* _Extract_:
————

WhatsApp - Facebook Policy

Recently on 04 January 2021, WhatsApp released an in-app notification forcing users to accept its revised privacy policy by 08 February 2021 or stop using its service entirely.

WhatsApp-Facebook Policy

Essentially accepting this privacy policy takes away the choice users had until now to not share their data with other Facebook-owned and third-party apps. If users do not agree with the updated privacy policy of the messaging platform, they will have to quit WhatsApp by 08 February 2021 when the new terms of service are set to come into effect.

However, this is not the first time WhatsApp has changed its privacy policy to facilitate sharing of data with its parent company, Facebook. To understand what is happening, we must rewind the clock and take ourselves back to February 2014 when WhatsApp was first acquired by Facebook for USD 22 billion.


When Facebook was considering acquiring WhatsApp, privacy activists read the writing on the wall and warned about potential data sharing between WhatsApp and Facebook. To allay these concerns, executives from WhatsApp publicly committed never share data with Facebook. Based on these assurances, regulators such as the European Commission and the Federal Trade Commission greenlit the acquisition of WhatsApp by Facebook.

Fast forward to August 2016, WhatsApp announced that it would start sharing some data with Facebook including phone numbers and last seen activity. At that time, WhatsApp stated the changes in its privacy policy would allow Facebook to offer better friend suggestions and more relevant ads to its users. Users were given 30 days to opt-out of sharing data with Facebook for ad targeting purposes but if they failed to exercise that option within 30 days, they would have no choice but to consent to data sharing. Any new users who joined after August 2016 would also not have the choice to opt out of sharing data with Facebook.

The regulators who had approved Facebook’s acquisition of WhatsApp based on its commitments about preserving user privacy did not take to this volte face kindly. In 2017, the European Commission fined Facebook 110 million Euros for providing misleading information during the WhatsApp acquisition about its technical inability to link the identities of users across WhatsApp and Facebook. Prior to this in 2016 itself, data protection authorities in Germany the United Kingdom directed Facebook to stop collecting data of WhatsApp users.

————

* _Document layout analysis data_:
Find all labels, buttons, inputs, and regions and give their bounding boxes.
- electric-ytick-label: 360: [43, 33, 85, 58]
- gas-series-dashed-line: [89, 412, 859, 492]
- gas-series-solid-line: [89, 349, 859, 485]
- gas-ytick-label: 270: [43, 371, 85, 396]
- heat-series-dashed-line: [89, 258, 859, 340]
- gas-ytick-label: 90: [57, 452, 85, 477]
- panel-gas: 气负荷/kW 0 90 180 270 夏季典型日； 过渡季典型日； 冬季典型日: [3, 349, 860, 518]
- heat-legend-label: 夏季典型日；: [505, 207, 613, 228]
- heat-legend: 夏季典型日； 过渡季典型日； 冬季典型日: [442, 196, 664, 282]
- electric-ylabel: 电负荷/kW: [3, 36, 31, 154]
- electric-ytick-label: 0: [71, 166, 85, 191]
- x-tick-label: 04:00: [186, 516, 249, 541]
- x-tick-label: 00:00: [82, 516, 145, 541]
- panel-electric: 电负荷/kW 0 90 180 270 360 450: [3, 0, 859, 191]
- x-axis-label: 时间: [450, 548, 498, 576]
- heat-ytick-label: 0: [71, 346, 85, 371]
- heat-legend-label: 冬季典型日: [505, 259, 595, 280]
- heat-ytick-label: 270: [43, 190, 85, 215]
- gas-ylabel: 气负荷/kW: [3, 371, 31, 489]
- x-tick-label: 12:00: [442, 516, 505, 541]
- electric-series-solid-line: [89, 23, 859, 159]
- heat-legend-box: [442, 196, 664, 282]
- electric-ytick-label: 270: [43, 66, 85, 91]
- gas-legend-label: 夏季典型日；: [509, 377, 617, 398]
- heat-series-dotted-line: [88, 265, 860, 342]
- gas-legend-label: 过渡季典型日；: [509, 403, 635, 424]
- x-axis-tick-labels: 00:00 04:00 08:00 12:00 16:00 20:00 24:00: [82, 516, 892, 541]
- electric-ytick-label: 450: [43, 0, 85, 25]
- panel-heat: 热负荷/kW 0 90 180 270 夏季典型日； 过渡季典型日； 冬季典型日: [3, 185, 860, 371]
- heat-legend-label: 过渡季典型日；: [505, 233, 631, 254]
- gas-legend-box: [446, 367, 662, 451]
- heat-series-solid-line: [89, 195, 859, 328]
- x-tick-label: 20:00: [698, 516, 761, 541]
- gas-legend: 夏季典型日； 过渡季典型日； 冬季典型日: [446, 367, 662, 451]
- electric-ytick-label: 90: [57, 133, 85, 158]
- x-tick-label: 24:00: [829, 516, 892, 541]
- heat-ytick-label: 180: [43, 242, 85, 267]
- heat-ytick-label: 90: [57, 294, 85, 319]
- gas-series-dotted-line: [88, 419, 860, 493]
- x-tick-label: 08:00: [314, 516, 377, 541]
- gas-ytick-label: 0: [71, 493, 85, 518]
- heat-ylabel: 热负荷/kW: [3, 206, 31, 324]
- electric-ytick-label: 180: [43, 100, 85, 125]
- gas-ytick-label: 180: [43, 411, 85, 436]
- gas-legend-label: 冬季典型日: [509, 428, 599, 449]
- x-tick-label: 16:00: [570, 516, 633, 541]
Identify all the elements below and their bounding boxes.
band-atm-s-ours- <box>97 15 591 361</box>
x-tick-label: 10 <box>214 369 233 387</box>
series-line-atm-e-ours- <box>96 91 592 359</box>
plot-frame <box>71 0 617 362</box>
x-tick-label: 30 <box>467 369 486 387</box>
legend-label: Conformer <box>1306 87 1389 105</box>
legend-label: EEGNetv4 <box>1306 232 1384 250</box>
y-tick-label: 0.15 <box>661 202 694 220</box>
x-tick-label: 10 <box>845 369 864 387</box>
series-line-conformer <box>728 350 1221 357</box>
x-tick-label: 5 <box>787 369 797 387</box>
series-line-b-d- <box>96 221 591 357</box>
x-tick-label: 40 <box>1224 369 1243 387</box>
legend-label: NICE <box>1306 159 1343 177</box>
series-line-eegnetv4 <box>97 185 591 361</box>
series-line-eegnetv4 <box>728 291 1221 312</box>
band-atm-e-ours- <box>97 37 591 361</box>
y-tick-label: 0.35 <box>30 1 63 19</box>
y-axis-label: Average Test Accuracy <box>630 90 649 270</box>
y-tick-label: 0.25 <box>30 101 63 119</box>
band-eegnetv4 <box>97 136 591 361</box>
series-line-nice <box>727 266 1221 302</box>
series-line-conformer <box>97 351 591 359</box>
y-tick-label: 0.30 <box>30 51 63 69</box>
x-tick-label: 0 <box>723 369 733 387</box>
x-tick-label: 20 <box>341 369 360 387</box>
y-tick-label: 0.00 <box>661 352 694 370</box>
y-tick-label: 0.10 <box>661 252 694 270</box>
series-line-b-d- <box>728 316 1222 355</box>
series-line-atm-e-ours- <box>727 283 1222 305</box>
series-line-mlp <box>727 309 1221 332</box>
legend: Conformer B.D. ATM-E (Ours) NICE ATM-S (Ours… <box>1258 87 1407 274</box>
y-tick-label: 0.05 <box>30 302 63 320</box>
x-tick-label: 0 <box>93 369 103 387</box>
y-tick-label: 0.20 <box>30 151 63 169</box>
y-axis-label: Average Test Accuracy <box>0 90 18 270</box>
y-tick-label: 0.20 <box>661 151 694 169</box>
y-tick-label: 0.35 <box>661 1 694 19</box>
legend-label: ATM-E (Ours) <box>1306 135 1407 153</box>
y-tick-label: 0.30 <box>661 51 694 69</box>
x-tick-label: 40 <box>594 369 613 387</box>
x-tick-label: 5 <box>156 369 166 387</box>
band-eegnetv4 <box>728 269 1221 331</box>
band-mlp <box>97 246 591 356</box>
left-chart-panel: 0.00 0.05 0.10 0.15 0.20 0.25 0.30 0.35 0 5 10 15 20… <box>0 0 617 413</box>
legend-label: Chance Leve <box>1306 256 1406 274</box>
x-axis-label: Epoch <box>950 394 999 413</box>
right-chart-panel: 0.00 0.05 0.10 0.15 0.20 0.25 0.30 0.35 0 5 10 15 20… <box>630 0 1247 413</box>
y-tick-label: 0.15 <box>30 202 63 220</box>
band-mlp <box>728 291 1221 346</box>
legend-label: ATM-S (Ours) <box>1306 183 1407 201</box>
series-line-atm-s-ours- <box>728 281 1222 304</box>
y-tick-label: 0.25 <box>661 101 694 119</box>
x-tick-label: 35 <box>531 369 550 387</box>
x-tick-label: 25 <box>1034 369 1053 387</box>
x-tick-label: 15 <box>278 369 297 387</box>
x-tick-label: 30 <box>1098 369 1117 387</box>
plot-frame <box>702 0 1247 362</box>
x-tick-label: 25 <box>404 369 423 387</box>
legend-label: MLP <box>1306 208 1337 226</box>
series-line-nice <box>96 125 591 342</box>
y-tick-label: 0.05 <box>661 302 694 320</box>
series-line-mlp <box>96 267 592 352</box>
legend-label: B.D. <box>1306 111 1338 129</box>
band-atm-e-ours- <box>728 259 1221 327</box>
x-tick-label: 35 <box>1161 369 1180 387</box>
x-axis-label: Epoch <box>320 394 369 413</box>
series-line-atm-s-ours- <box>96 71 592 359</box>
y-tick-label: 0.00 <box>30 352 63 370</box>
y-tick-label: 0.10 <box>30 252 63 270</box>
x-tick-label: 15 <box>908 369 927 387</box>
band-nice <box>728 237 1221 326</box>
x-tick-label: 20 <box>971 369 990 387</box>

————

* _Work to complete_:
A – Do these statements agree with the WhatsApp privacy article? Answer yes or no for each, and quote the deciding words from the article. (i) Facebook acquired WhatsApp for USD 22 billion in February 2014. (ii) Users who joined WhatsApp after August 2016 could opt out of sharing data with Facebook. (iii) The European Commission fined Facebook 110 million Euros in 2016.
B – In the WhatsApp privacy article, how many days did users have in 2016 to opt out of sharing data with Facebook for ad targeting?
C – What are all the dates in the WhatsApp privacy article that include a month?

* _Answers to the problems_:
A –
(i) Yes: "February 2014 when WhatsApp was first acquired by Facebook for USD 22 billion"
(ii) No: "Any new users who joined after August 2016 would also not have the choice to opt out of sharing data with Facebook."
(iii) No: "In 2017, the European Commission fined Facebook 110 million Euros"

B – 30 days.

C –
04 January 2021
08 February 2021
February 2014
August 2016